>> start WORKING DATA

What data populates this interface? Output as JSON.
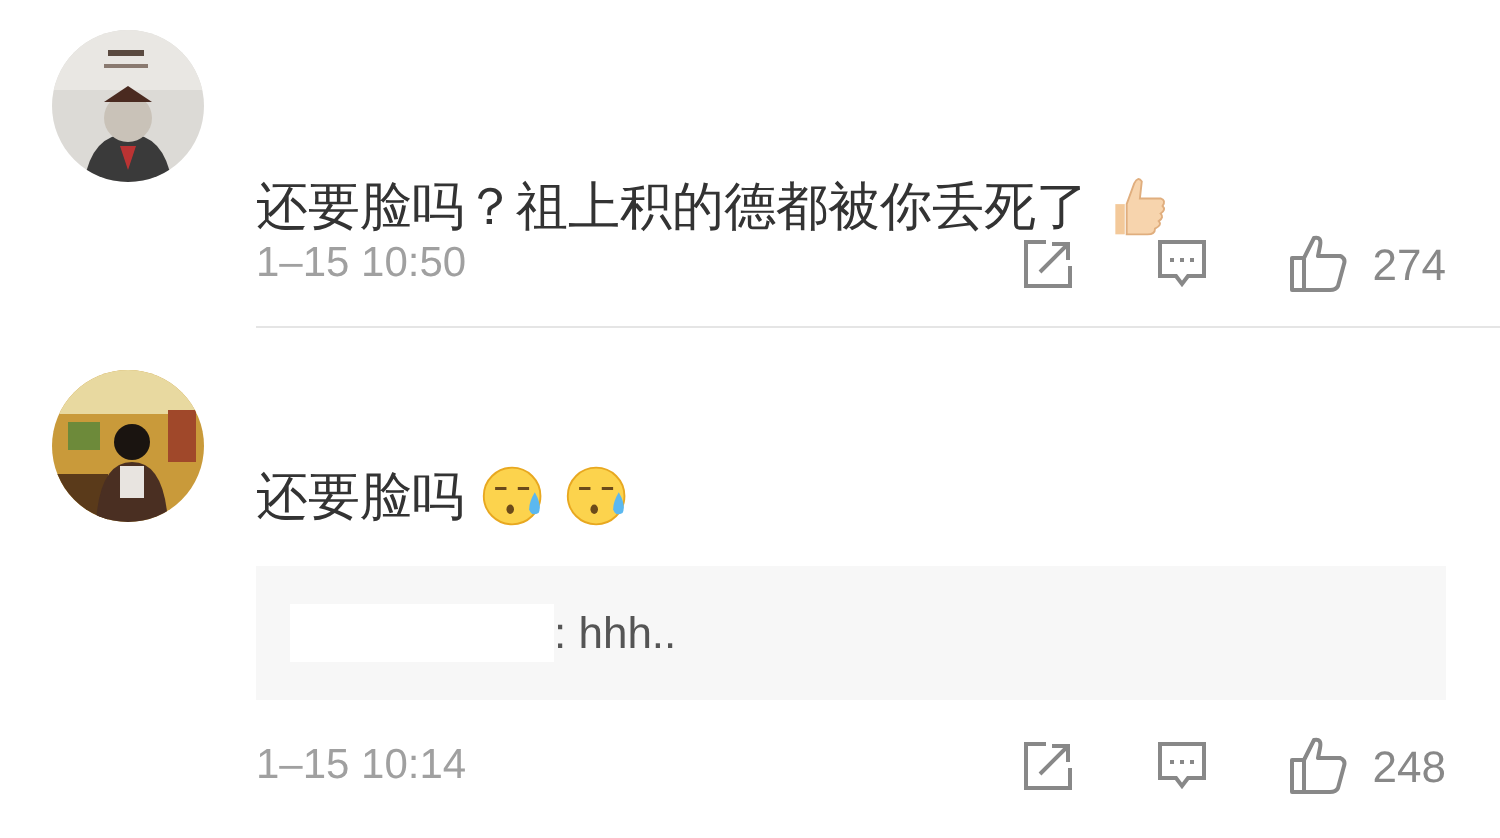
{
  "comments": [
    {
      "avatar": {
        "kind": "picture"
      },
      "text": "还要脸吗？祖上积的德都被你丢死了",
      "emojis": [
        {
          "kind": "thumbs_up"
        }
      ],
      "time": "1–15 10:50",
      "likes": "274"
    },
    {
      "avatar": {
        "kind": "picture"
      },
      "text": "还要脸吗",
      "emojis": [
        {
          "kind": "sweat"
        },
        {
          "kind": "sweat"
        }
      ],
      "reply": {
        "redacted": true,
        "text": ": hhh.."
      },
      "time": "1–15 10:14",
      "likes": "248"
    }
  ]
}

>> end WORKING DATA

▸ **REQUIRED TASK**:
Determine the number of lines in the entries above where the string "text" appears. Answer with the number alone.

▸ **RESPONSE BELOW**:
3